Copy all the data exactly, except the pictures.

_ _ _

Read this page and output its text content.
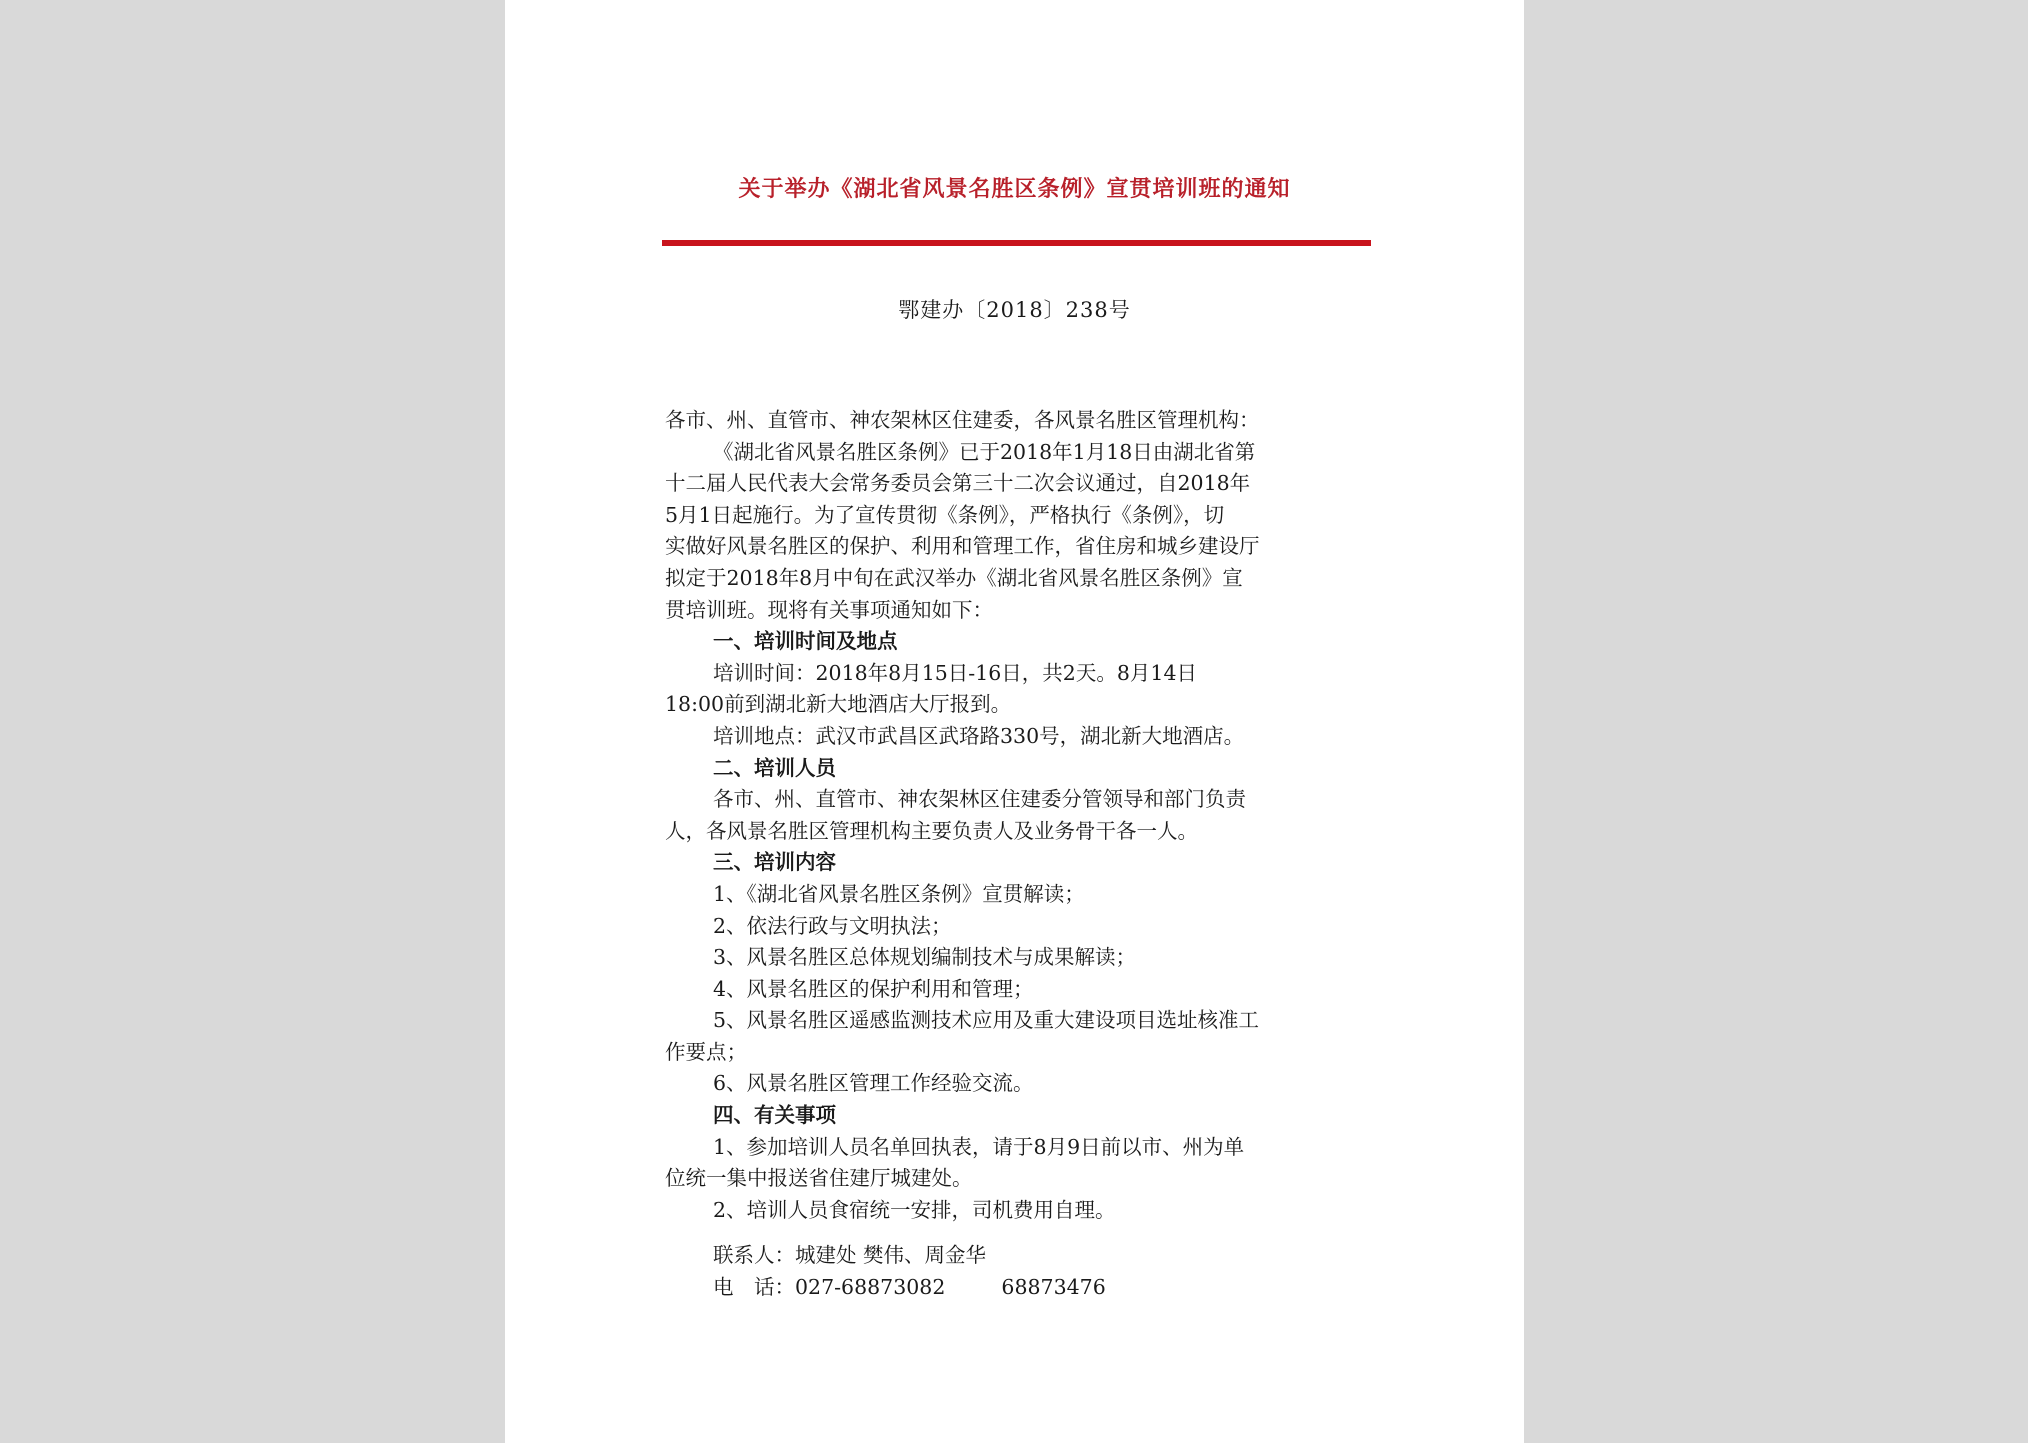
关于举办《湖北省风景名胜区条例》宣贯培训班的通知
鄂建办〔2018〕238号
各市、州、直管市、神农架林区住建委，各风景名胜区管理机构：
《湖北省风景名胜区条例》已于2018年1月18日由湖北省第
十二届人民代表大会常务委员会第三十二次会议通过，自2018年
5月1日起施行。为了宣传贯彻《条例》，严格执行《条例》，切
实做好风景名胜区的保护、利用和管理工作，省住房和城乡建设厅
拟定于2018年8月中旬在武汉举办《湖北省风景名胜区条例》宣
贯培训班。现将有关事项通知如下：
一、培训时间及地点
培训时间：2018年8月15日-16日，共2天。8月14日
18:00前到湖北新大地酒店大厅报到。
培训地点：武汉市武昌区武珞路330号，湖北新大地酒店。
二、培训人员
各市、州、直管市、神农架林区住建委分管领导和部门负责
人，各风景名胜区管理机构主要负责人及业务骨干各一人。
三、培训内容
1、《湖北省风景名胜区条例》宣贯解读；
2、依法行政与文明执法；
3、风景名胜区总体规划编制技术与成果解读；
4、风景名胜区的保护利用和管理；
5、风景名胜区遥感监测技术应用及重大建设项目选址核准工
作要点；
6、风景名胜区管理工作经验交流。
四、有关事项
1、参加培训人员名单回执表，请于8月9日前以市、州为单
位统一集中报送省住建厅城建处。
2、培训人员食宿统一安排，司机费用自理。
联系人：城建处 樊伟、周金华
电　话：027-68873082	68873476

_ _ _

FULL RESPONSE:
Read this page and output its text content.
关于举办《湖北省风景名胜区条例》宣贯培训班的通知
鄂建办〔2018〕238号
各市、州、直管市、神农架林区住建委，各风景名胜区管理机构：
《湖北省风景名胜区条例》已于2018年1月18日由湖北省第
十二届人民代表大会常务委员会第三十二次会议通过，自2018年
5月1日起施行。为了宣传贯彻《条例》，严格执行《条例》，切
实做好风景名胜区的保护、利用和管理工作，省住房和城乡建设厅
拟定于2018年8月中旬在武汉举办《湖北省风景名胜区条例》宣
贯培训班。现将有关事项通知如下：
一、培训时间及地点
培训时间：2018年8月15日-16日，共2天。8月14日
18:00前到湖北新大地酒店大厅报到。
培训地点：武汉市武昌区武珞路330号，湖北新大地酒店。
二、培训人员
各市、州、直管市、神农架林区住建委分管领导和部门负责
人，各风景名胜区管理机构主要负责人及业务骨干各一人。
三、培训内容
1、《湖北省风景名胜区条例》宣贯解读；
2、依法行政与文明执法；
3、风景名胜区总体规划编制技术与成果解读；
4、风景名胜区的保护利用和管理；
5、风景名胜区遥感监测技术应用及重大建设项目选址核准工
作要点；
6、风景名胜区管理工作经验交流。
四、有关事项
1、参加培训人员名单回执表，请于8月9日前以市、州为单
位统一集中报送省住建厅城建处。
2、培训人员食宿统一安排，司机费用自理。
联系人：城建处 樊伟、周金华
电　话：027-68873082	68873476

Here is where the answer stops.